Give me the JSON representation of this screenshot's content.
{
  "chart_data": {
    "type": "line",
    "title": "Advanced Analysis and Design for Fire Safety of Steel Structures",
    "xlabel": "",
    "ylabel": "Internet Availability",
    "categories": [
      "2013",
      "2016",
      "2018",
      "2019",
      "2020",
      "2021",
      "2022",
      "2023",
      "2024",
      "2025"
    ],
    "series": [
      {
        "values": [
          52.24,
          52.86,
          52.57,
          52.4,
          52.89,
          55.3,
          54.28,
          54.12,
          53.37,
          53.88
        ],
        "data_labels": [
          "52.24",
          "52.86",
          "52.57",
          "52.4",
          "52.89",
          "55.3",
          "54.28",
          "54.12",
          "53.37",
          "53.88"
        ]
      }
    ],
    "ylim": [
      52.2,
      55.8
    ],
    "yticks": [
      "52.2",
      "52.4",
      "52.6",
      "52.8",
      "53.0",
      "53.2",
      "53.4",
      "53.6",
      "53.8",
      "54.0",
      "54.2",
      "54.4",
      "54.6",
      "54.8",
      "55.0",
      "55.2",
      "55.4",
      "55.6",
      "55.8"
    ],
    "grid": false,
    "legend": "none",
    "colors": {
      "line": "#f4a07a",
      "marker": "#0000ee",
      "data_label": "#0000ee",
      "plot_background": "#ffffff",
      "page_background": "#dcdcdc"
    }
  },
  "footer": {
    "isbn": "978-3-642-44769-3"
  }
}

* _EXERCISE BRIEF_: Copy every record exactly as presented.

* _IN RESPONSE_:
Give me the JSON representation of this screenshot's content.
{
  "chart_data": {
    "type": "line",
    "title": "Advanced Analysis and Design for Fire Safety of Steel Structures",
    "xlabel": "",
    "ylabel": "Internet Availability",
    "categories": [
      "2013",
      "2016",
      "2018",
      "2019",
      "2020",
      "2021",
      "2022",
      "2023",
      "2024",
      "2025"
    ],
    "series": [
      {
        "values": [
          52.24,
          52.86,
          52.57,
          52.4,
          52.89,
          55.3,
          54.28,
          54.12,
          53.37,
          53.88
        ],
        "data_labels": [
          "52.24",
          "52.86",
          "52.57",
          "52.4",
          "52.89",
          "55.3",
          "54.28",
          "54.12",
          "53.37",
          "53.88"
        ]
      }
    ],
    "ylim": [
      52.2,
      55.8
    ],
    "yticks": [
      "52.2",
      "52.4",
      "52.6",
      "52.8",
      "53.0",
      "53.2",
      "53.4",
      "53.6",
      "53.8",
      "54.0",
      "54.2",
      "54.4",
      "54.6",
      "54.8",
      "55.0",
      "55.2",
      "55.4",
      "55.6",
      "55.8"
    ],
    "grid": false,
    "legend": "none",
    "colors": {
      "line": "#f4a07a",
      "marker": "#0000ee",
      "data_label": "#0000ee",
      "plot_background": "#ffffff",
      "page_background": "#dcdcdc"
    }
  },
  "footer": {
    "isbn": "978-3-642-44769-3"
  }
}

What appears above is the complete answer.